WORK TO DO: Copy out the complete listing, word for word.

* BEGIN DATA FOR THIS TASK *

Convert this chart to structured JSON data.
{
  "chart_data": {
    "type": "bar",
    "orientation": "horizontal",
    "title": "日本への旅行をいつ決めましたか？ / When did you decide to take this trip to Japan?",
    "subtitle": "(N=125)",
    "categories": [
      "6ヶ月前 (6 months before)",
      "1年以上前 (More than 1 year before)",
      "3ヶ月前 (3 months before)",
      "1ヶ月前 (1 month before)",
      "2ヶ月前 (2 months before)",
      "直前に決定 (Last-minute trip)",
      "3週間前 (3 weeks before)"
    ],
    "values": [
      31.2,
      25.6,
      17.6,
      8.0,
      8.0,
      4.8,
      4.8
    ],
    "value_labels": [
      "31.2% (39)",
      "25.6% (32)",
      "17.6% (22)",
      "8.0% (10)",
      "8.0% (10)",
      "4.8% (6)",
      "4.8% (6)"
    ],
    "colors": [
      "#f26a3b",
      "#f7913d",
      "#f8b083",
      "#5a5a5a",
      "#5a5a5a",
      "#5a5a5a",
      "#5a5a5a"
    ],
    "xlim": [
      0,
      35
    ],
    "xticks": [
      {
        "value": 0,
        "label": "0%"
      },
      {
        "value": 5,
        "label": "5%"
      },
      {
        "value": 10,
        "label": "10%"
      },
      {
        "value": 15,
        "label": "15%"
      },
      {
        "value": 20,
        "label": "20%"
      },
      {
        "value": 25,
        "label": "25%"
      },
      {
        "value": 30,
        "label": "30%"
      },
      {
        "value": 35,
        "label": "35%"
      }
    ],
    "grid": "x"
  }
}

* END DATA FOR THIS TASK *

OUTPUT BELOW:
Convert this chart to structured JSON data.
{
  "chart_data": {
    "type": "bar",
    "orientation": "horizontal",
    "title": "日本への旅行をいつ決めましたか？ / When did you decide to take this trip to Japan?",
    "subtitle": "(N=125)",
    "categories": [
      "6ヶ月前 (6 months before)",
      "1年以上前 (More than 1 year before)",
      "3ヶ月前 (3 months before)",
      "1ヶ月前 (1 month before)",
      "2ヶ月前 (2 months before)",
      "直前に決定 (Last-minute trip)",
      "3週間前 (3 weeks before)"
    ],
    "values": [
      31.2,
      25.6,
      17.6,
      8.0,
      8.0,
      4.8,
      4.8
    ],
    "value_labels": [
      "31.2% (39)",
      "25.6% (32)",
      "17.6% (22)",
      "8.0% (10)",
      "8.0% (10)",
      "4.8% (6)",
      "4.8% (6)"
    ],
    "colors": [
      "#f26a3b",
      "#f7913d",
      "#f8b083",
      "#5a5a5a",
      "#5a5a5a",
      "#5a5a5a",
      "#5a5a5a"
    ],
    "xlim": [
      0,
      35
    ],
    "xticks": [
      {
        "value": 0,
        "label": "0%"
      },
      {
        "value": 5,
        "label": "5%"
      },
      {
        "value": 10,
        "label": "10%"
      },
      {
        "value": 15,
        "label": "15%"
      },
      {
        "value": 20,
        "label": "20%"
      },
      {
        "value": 25,
        "label": "25%"
      },
      {
        "value": 30,
        "label": "30%"
      },
      {
        "value": 35,
        "label": "35%"
      }
    ],
    "grid": "x"
  }
}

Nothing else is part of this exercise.